# What the task requires:
Below are the records. Gather each line that holds "STAMPE".

# Excerpted data:
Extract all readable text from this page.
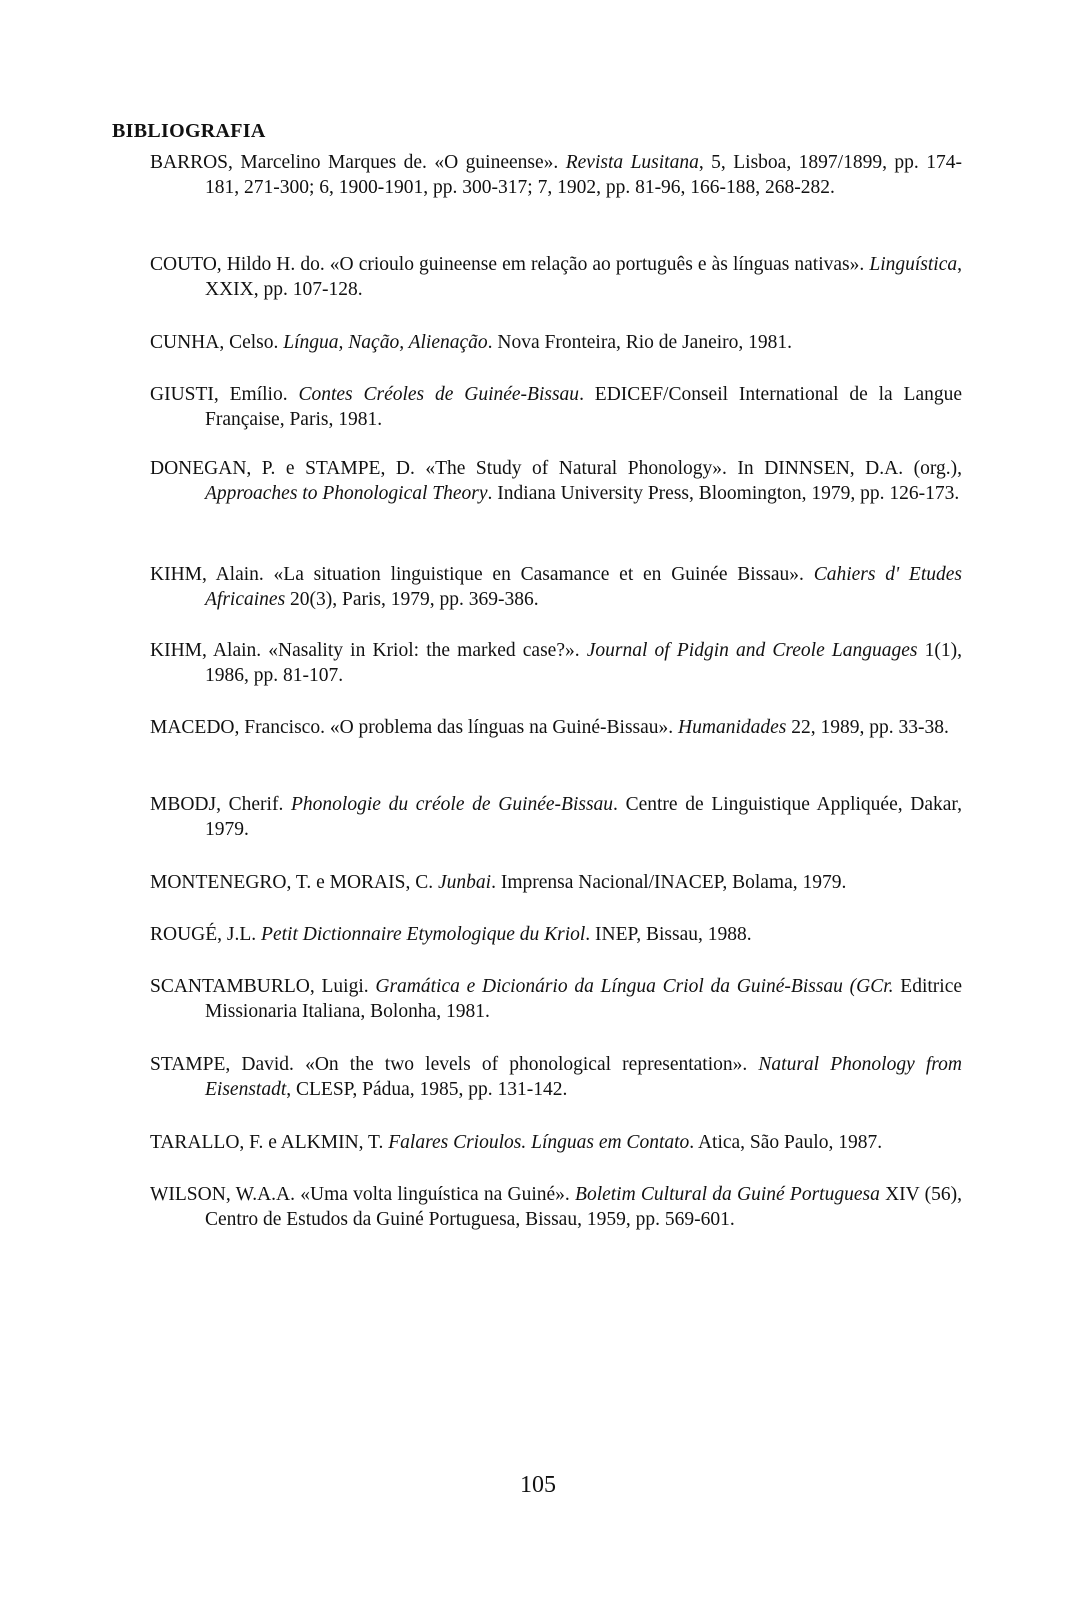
BIBLIOGRAFIA
BARROS, Marcelino Marques de. «O guineense». Revista Lusitana, 5, Lisboa, 1897/1899, pp. 174-181, 271-300; 6, 1900-1901, pp. 300-317; 7, 1902, pp. 81-96, 166-188, 268-282.
COUTO, Hildo H. do. «O crioulo guineense em relação ao português e às línguas nativas». Linguística, XXIX, pp. 107-128.
CUNHA, Celso. Língua, Nação, Alienação. Nova Fronteira, Rio de Janeiro, 1981.
GIUSTI, Emílio. Contes Créoles de Guinée-Bissau. EDICEF/Conseil International de la Langue Française, Paris, 1981.
DONEGAN, P. e STAMPE, D. «The Study of Natural Phonology». In DINNSEN, D.A. (org.), Approaches to Phonological Theory. Indiana University Press, Bloomington, 1979, pp. 126-173.
KIHM, Alain. «La situation linguistique en Casamance et en Guinée Bissau». Cahiers d' Etudes Africaines 20(3), Paris, 1979, pp. 369-386.
KIHM, Alain. «Nasality in Kriol: the marked case?». Journal of Pidgin and Creole Languages 1(1), 1986, pp. 81-107.
MACEDO, Francisco. «O problema das línguas na Guiné-Bissau». Humanidades 22, 1989, pp. 33-38.
MBODJ, Cherif. Phonologie du créole de Guinée-Bissau. Centre de Linguistique Appliquée, Dakar, 1979.
MONTENEGRO, T. e MORAIS, C. Junbai. Imprensa Nacional/INACEP, Bolama, 1979.
ROUGÉ, J.L. Petit Dictionnaire Etymologique du Kriol. INEP, Bissau, 1988.
SCANTAMBURLO, Luigi. Gramática e Dicionário da Língua Criol da Guiné-Bissau (GCr. Editrice Missionaria Italiana, Bolonha, 1981.
STAMPE, David. «On the two levels of phonological representation». Natural Phonology from Eisenstadt, CLESP, Pádua, 1985, pp. 131-142.
TARALLO, F. e ALKMIN, T. Falares Crioulos. Línguas em Contato. Atica, São Paulo, 1987.
WILSON, W.A.A. «Uma volta linguística na Guiné». Boletim Cultural da Guiné Portuguesa XIV (56), Centro de Estudos da Guiné Portuguesa, Bissau, 1959, pp. 569-601.
105
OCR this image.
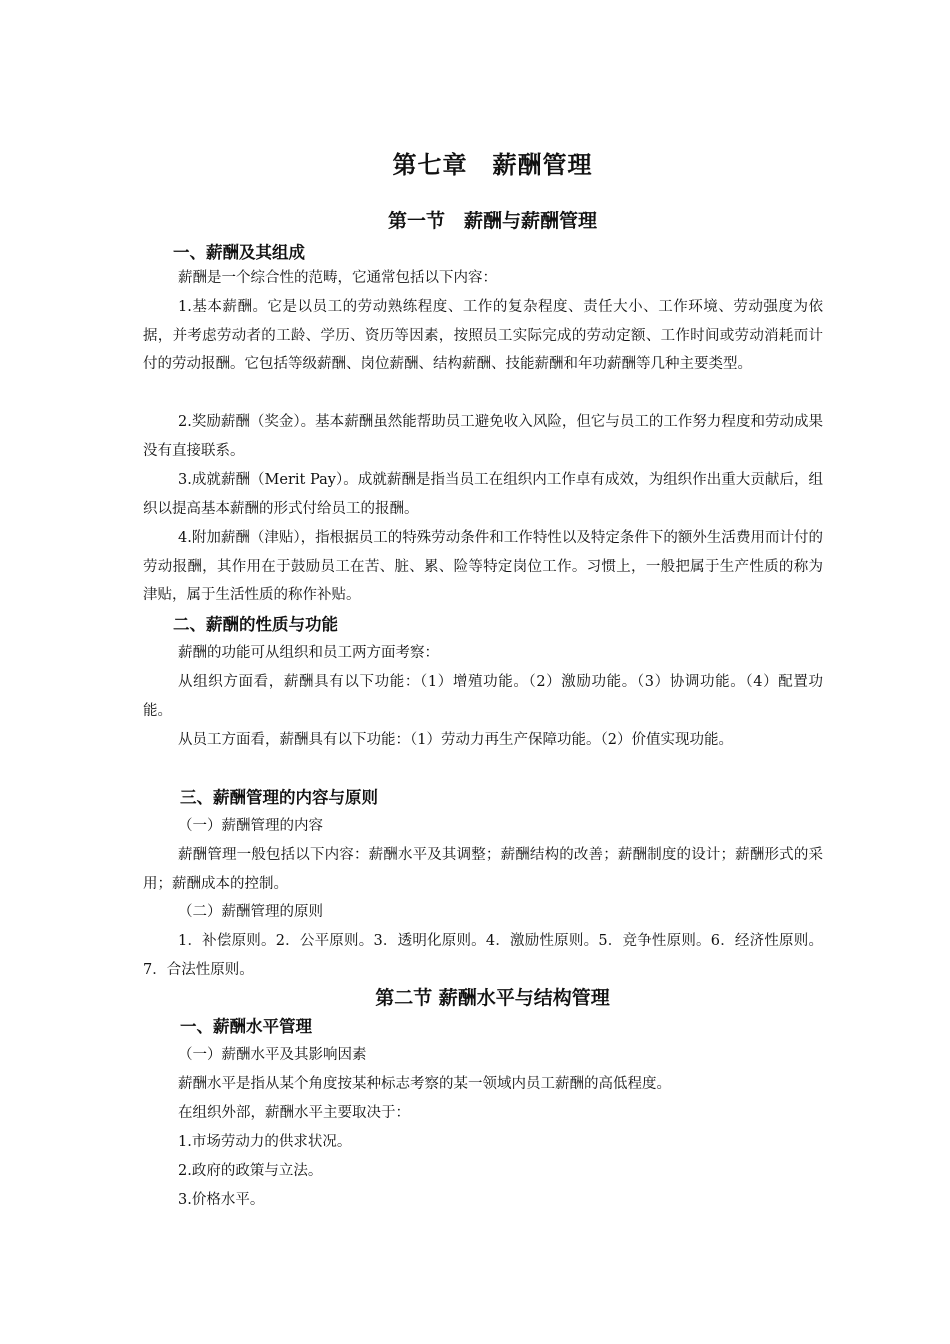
第七章　薪酬管理
第一节　薪酬与薪酬管理
一、薪酬及其组成

薪酬是一个综合性的范畴，它通常包括以下内容：

1.基本薪酬。它是以员工的劳动熟练程度、工作的复杂程度、责任大小、工作环境、劳动强度为依据，并考虑劳动者的工龄、学历、资历等因素，按照员工实际完成的劳动定额、工作时间或劳动消耗而计付的劳动报酬。它包括等级薪酬、岗位薪酬、结构薪酬、技能薪酬和年功薪酬等几种主要类型。

2.奖励薪酬（奖金）。基本薪酬虽然能帮助员工避免收入风险，但它与员工的工作努力程度和劳动成果没有直接联系。

3.成就薪酬（Merit Pay）。成就薪酬是指当员工在组织内工作卓有成效，为组织作出重大贡献后，组织以提高基本薪酬的形式付给员工的报酬。

4.附加薪酬（津贴），指根据员工的特殊劳动条件和工作特性以及特定条件下的额外生活费用而计付的劳动报酬，其作用在于鼓励员工在苦、脏、累、险等特定岗位工作。习惯上，一般把属于生产性质的称为津贴，属于生活性质的称作补贴。

二、薪酬的性质与功能

薪酬的功能可从组织和员工两方面考察：

从组织方面看，薪酬具有以下功能：（1）增殖功能。（2）激励功能。（3）协调功能。（4）配置功能。

从员工方面看，薪酬具有以下功能：（1）劳动力再生产保障功能。（2）价值实现功能。

三、薪酬管理的内容与原则

（一）薪酬管理的内容

薪酬管理一般包括以下内容：薪酬水平及其调整；薪酬结构的改善；薪酬制度的设计；薪酬形式的采用；薪酬成本的控制。

（二）薪酬管理的原则

1．补偿原则。2．公平原则。3．透明化原则。4．激励性原则。5．竞争性原则。6．经济性原则。7．合法性原则。

第二节 薪酬水平与结构管理
一、薪酬水平管理

（一）薪酬水平及其影响因素

薪酬水平是指从某个角度按某种标志考察的某一领域内员工薪酬的高低程度。

在组织外部，薪酬水平主要取决于：

1.市场劳动力的供求状况。

2.政府的政策与立法。

3.价格水平。
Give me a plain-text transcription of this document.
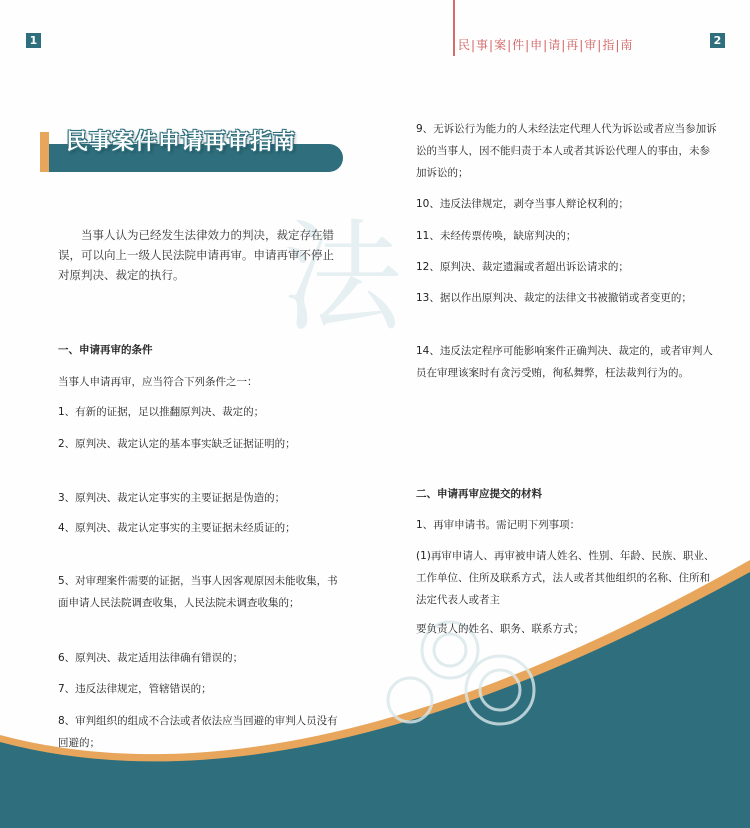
法
1	民|事|案|件|申|请|再|审|指|南	2
民事案件申请再审指南
当事人认为已经发生法律效力的判决，裁定存在错误，可以向上一级人民法院申请再审。申请再审不停止对原判决、裁定的执行。
一、申请再审的条件
当事人申请再审，应当符合下列条件之一：
1、有新的证据，足以推翻原判决、裁定的；
2、原判决、裁定认定的基本事实缺乏证据证明的；
3、原判决、裁定认定事实的主要证据是伪造的；
4、原判决、裁定认定事实的主要证据未经质证的；
5、对审理案件需要的证据，当事人因客观原因未能收集，书面申请人民法院调查收集，人民法院未调查收集的；
6、原判决、裁定适用法律确有错误的；
7、违反法律规定，管辖错误的；
8、审判组织的组成不合法或者依法应当回避的审判人员没有回避的；
9、无诉讼行为能力的人未经法定代理人代为诉讼或者应当参加诉讼的当事人，因不能归责于本人或者其诉讼代理人的事由，未参加诉讼的；
10、违反法律规定，剥夺当事人辩论权利的；
11、未经传票传唤，缺席判决的；
12、原判决、裁定遗漏或者超出诉讼请求的；
13、据以作出原判决、裁定的法律文书被撤销或者变更的；
14、违反法定程序可能影响案件正确判决、裁定的，或者审判人员在审理该案时有贪污受贿，徇私舞弊，枉法裁判行为的。
二、申请再审应提交的材料
1、再审申请书。需记明下列事项：
(1)再审申请人、再审被申请人姓名、性别、年龄、民族、职业、工作单位、住所及联系方式，法人或者其他组织的名称、住所和法定代表人或者主
要负责人的姓名、职务、联系方式；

# Exercise response:
DONEGAN, P. e STAMPE, D. «The Study of Natural Phonology». In DINNSEN, D.A. (org.), Approaches to Phonological Theory. Indiana University Press, Bloomington, 1979, pp. 126-173.
STAMPE, David. «On the two levels of phonological representation». Natural Phonology from Eisenstadt, CLESP, Pádua, 1985, pp. 131-142.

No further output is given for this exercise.